§ **REQUEST**
Below are entries to be transcribed exactly; exclude the pictures from the copy.

§ **RECORD EXTRACTS**
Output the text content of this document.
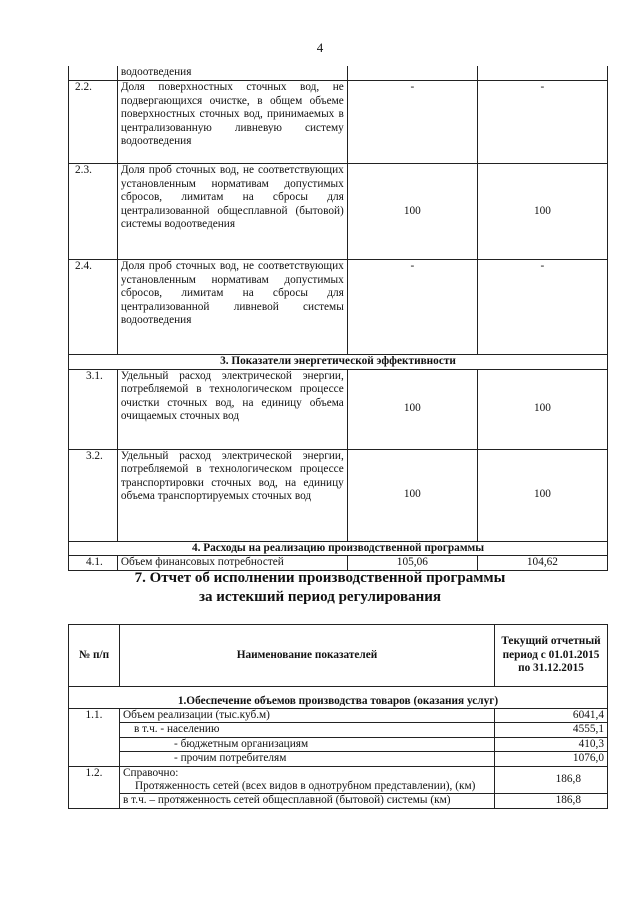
4
	водоотведения		
2.2.	Доля поверхностных сточных вод, не подвергающихся очистке, в общем объеме поверхностных сточных вод, принимаемых в централизованную ливневую систему водоотведения	-	-
2.3.	Доля проб сточных вод, не соответствующих установленным нормативам допустимых сбросов, лимитам на сбросы для централизованной общесплавной (бытовой) системы водоотведения	100	100
2.4.	Доля проб сточных вод, не соответствующих установленным нормативам допустимых сбросов, лимитам на сбросы для централизованной ливневой системы водоотведения	-	-
3. Показатели энергетической эффективности			
3.1.	Удельный расход электрической энергии, потребляемой в технологическом процессе очистки сточных вод, на единицу объема очищаемых сточных вод	100	100
3.2.	Удельный расход электрической энергии, потребляемой в технологическом процессе транспортировки сточных вод, на единицу объема транспортируемых сточных вод	100	100
4. Расходы на реализацию производственной программы			
4.1.	Объем финансовых потребностей	105,06	104,62
7. Отчет об исполнении производственной программы
за истекший период регулирования
№ п/п	Наименование показателей	Текущий отчетный период с 01.01.2015 по 31.12.2015
1.Обеспечение объемов производства товаров (оказания услуг)		
1.1.	Объем реализации (тыс.куб.м)	6041,4
	в т.ч. - населению	4555,1
	- бюджетным организациям	410,3
	- прочим потребителям	1076,0
1.2.	Справочно:
Протяженность сетей (всех видов в однотрубном представлении), (км)	186,8
	в т.ч. – протяженность сетей общесплавной (бытовой) системы (км)	186,8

§ **EXERCISE ANSWER**
Output the text content of this document.
4
	водоотведения		
2.2.	Доля поверхностных сточных вод, не подвергающихся очистке, в общем объеме поверхностных сточных вод, принимаемых в централизованную ливневую систему водоотведения	-	-
2.3.	Доля проб сточных вод, не соответствующих установленным нормативам допустимых сбросов, лимитам на сбросы для централизованной общесплавной (бытовой) системы водоотведения	100	100
2.4.	Доля проб сточных вод, не соответствующих установленным нормативам допустимых сбросов, лимитам на сбросы для централизованной ливневой системы водоотведения	-	-
3. Показатели энергетической эффективности			
3.1.	Удельный расход электрической энергии, потребляемой в технологическом процессе очистки сточных вод, на единицу объема очищаемых сточных вод	100	100
3.2.	Удельный расход электрической энергии, потребляемой в технологическом процессе транспортировки сточных вод, на единицу объема транспортируемых сточных вод	100	100
4. Расходы на реализацию производственной программы			
4.1.	Объем финансовых потребностей	105,06	104,62
7. Отчет об исполнении производственной программы
за истекший период регулирования
№ п/п	Наименование показателей	Текущий отчетный период с 01.01.2015 по 31.12.2015
1.Обеспечение объемов производства товаров (оказания услуг)		
1.1.	Объем реализации (тыс.куб.м)	6041,4
	в т.ч. - населению	4555,1
	- бюджетным организациям	410,3
	- прочим потребителям	1076,0
1.2.	Справочно:
Протяженность сетей (всех видов в однотрубном представлении), (км)	186,8
	в т.ч. – протяженность сетей общесплавной (бытовой) системы (км)	186,8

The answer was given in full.